↓↓↓

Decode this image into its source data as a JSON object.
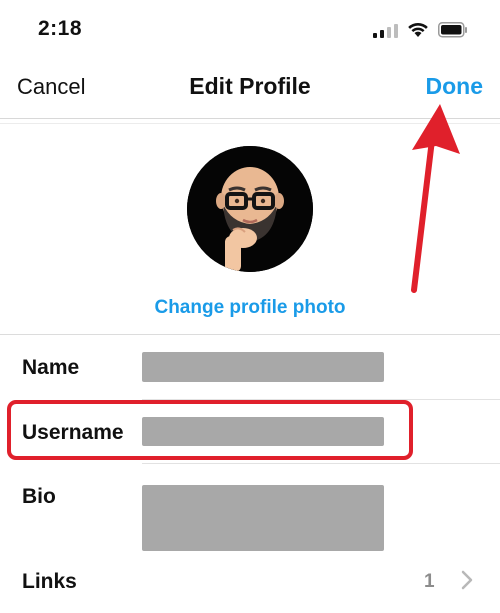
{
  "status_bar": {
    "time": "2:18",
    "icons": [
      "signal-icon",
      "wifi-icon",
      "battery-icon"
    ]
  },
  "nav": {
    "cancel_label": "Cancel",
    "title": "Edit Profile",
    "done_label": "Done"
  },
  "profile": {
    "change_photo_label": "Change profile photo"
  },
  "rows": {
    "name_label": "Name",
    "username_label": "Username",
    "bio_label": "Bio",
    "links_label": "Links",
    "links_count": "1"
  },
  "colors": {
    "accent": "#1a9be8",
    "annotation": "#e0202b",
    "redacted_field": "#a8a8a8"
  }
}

↑↑↑
↓↓↓

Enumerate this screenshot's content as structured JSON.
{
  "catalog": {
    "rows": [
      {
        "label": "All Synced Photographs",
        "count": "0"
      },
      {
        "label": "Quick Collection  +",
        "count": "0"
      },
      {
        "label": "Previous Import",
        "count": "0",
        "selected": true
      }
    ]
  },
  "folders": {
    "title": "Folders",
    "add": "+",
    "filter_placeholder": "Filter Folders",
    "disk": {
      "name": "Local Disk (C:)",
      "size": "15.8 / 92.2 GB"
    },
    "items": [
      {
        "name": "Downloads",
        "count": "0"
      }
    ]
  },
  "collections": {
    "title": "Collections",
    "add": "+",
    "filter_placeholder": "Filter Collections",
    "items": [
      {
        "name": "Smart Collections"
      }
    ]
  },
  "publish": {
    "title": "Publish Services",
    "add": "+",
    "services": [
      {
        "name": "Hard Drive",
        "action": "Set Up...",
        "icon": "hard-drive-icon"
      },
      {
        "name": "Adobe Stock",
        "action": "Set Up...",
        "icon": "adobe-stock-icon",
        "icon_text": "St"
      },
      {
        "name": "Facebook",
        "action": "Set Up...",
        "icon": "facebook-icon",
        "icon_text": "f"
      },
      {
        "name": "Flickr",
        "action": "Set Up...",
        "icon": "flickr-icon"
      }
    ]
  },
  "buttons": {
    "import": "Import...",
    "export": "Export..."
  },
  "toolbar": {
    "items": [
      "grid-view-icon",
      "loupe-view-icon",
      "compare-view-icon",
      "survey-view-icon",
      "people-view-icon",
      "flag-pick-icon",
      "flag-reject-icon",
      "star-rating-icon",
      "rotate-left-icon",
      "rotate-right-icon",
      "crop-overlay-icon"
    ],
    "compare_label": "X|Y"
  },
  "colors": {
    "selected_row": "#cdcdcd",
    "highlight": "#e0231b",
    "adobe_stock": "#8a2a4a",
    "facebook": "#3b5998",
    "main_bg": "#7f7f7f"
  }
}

↑↑↑

- GOAL OF THE EXERCISE
Return every line holding the word "view" from the records.

- THE RESPONSE
      "grid-view-icon",
      "loupe-view-icon",
      "compare-view-icon",
      "survey-view-icon",
      "people-view-icon",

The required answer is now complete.